Task objective: Drop the images; return everything else in the listing below exactly.

Extracted material:

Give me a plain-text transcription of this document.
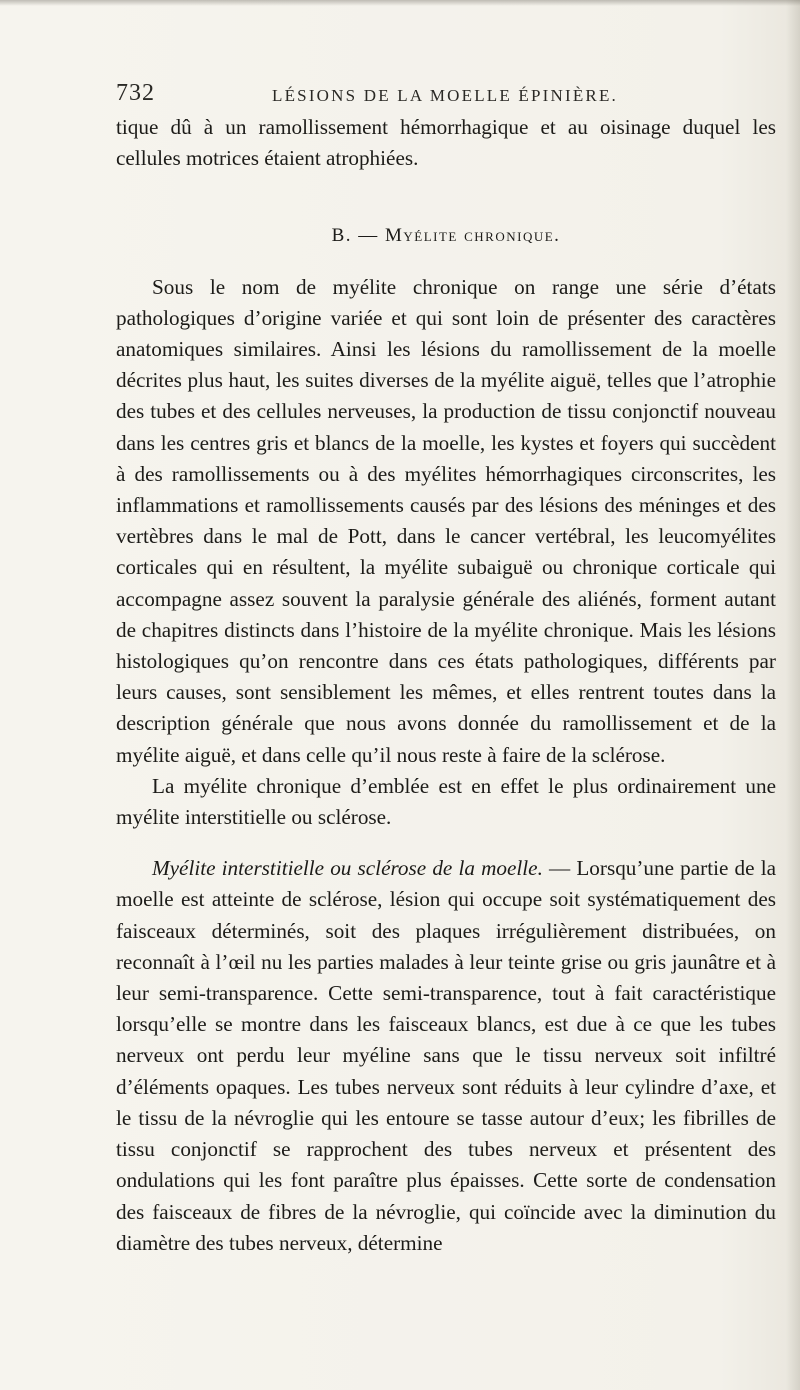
732	LÉSIONS DE LA MOELLE ÉPINIÈRE.

tique dû à un ramollissement hémorrhagique et au oisinage duquel les cellules motrices étaient atrophiées.

B. — Myélite chronique.

Sous le nom de myélite chronique on range une série d’états pathologiques d’origine variée et qui sont loin de présenter des caractères anatomiques similaires. Ainsi les lésions du ramollissement de la moelle décrites plus haut, les suites diverses de la myélite aiguë, telles que l’atrophie des tubes et des cellules nerveuses, la production de tissu conjonctif nouveau dans les centres gris et blancs de la moelle, les kystes et foyers qui succèdent à des ramollissements ou à des myélites hémorrhagiques circonscrites, les inflammations et ramollissements causés par des lésions des méninges et des vertèbres dans le mal de Pott, dans le cancer vertébral, les leucomyélites corticales qui en résultent, la myélite subaiguë ou chronique corticale qui accompagne assez souvent la paralysie générale des aliénés, forment autant de chapitres distincts dans l’histoire de la myélite chronique. Mais les lésions histologiques qu’on rencontre dans ces états pathologiques, différents par leurs causes, sont sensiblement les mêmes, et elles rentrent toutes dans la description générale que nous avons donnée du ramollissement et de la myélite aiguë, et dans celle qu’il nous reste à faire de la sclérose.

La myélite chronique d’emblée est en effet le plus ordinairement une myélite interstitielle ou sclérose.

Myélite interstitielle ou sclérose de la moelle. — Lorsqu’une partie de la moelle est atteinte de sclérose, lésion qui occupe soit systématiquement des faisceaux déterminés, soit des plaques irrégulièrement distribuées, on reconnaît à l’œil nu les parties malades à leur teinte grise ou gris jaunâtre et à leur semi-transparence. Cette semi-transparence, tout à fait caractéristique lorsqu’elle se montre dans les faisceaux blancs, est due à ce que les tubes nerveux ont perdu leur myéline sans que le tissu nerveux soit infiltré d’éléments opaques. Les tubes nerveux sont réduits à leur cylindre d’axe, et le tissu de la névroglie qui les entoure se tasse autour d’eux; les fibrilles de tissu conjonctif se rapprochent des tubes nerveux et présentent des ondulations qui les font paraître plus épaisses. Cette sorte de condensation des faisceaux de fibres de la névroglie, qui coïncide avec la diminution du diamètre des tubes nerveux, détermine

Complete output:
Give me a plain-text transcription of this document.
732	LÉSIONS DE LA MOELLE ÉPINIÈRE.

tique dû à un ramollissement hémorrhagique et au oisinage duquel les cellules motrices étaient atrophiées.

B. — Myélite chronique.

Sous le nom de myélite chronique on range une série d’états pathologiques d’origine variée et qui sont loin de présenter des caractères anatomiques similaires. Ainsi les lésions du ramollissement de la moelle décrites plus haut, les suites diverses de la myélite aiguë, telles que l’atrophie des tubes et des cellules nerveuses, la production de tissu conjonctif nouveau dans les centres gris et blancs de la moelle, les kystes et foyers qui succèdent à des ramollissements ou à des myélites hémorrhagiques circonscrites, les inflammations et ramollissements causés par des lésions des méninges et des vertèbres dans le mal de Pott, dans le cancer vertébral, les leucomyélites corticales qui en résultent, la myélite subaiguë ou chronique corticale qui accompagne assez souvent la paralysie générale des aliénés, forment autant de chapitres distincts dans l’histoire de la myélite chronique. Mais les lésions histologiques qu’on rencontre dans ces états pathologiques, différents par leurs causes, sont sensiblement les mêmes, et elles rentrent toutes dans la description générale que nous avons donnée du ramollissement et de la myélite aiguë, et dans celle qu’il nous reste à faire de la sclérose.

La myélite chronique d’emblée est en effet le plus ordinairement une myélite interstitielle ou sclérose.

Myélite interstitielle ou sclérose de la moelle. — Lorsqu’une partie de la moelle est atteinte de sclérose, lésion qui occupe soit systématiquement des faisceaux déterminés, soit des plaques irrégulièrement distribuées, on reconnaît à l’œil nu les parties malades à leur teinte grise ou gris jaunâtre et à leur semi-transparence. Cette semi-transparence, tout à fait caractéristique lorsqu’elle se montre dans les faisceaux blancs, est due à ce que les tubes nerveux ont perdu leur myéline sans que le tissu nerveux soit infiltré d’éléments opaques. Les tubes nerveux sont réduits à leur cylindre d’axe, et le tissu de la névroglie qui les entoure se tasse autour d’eux; les fibrilles de tissu conjonctif se rapprochent des tubes nerveux et présentent des ondulations qui les font paraître plus épaisses. Cette sorte de condensation des faisceaux de fibres de la névroglie, qui coïncide avec la diminution du diamètre des tubes nerveux, détermine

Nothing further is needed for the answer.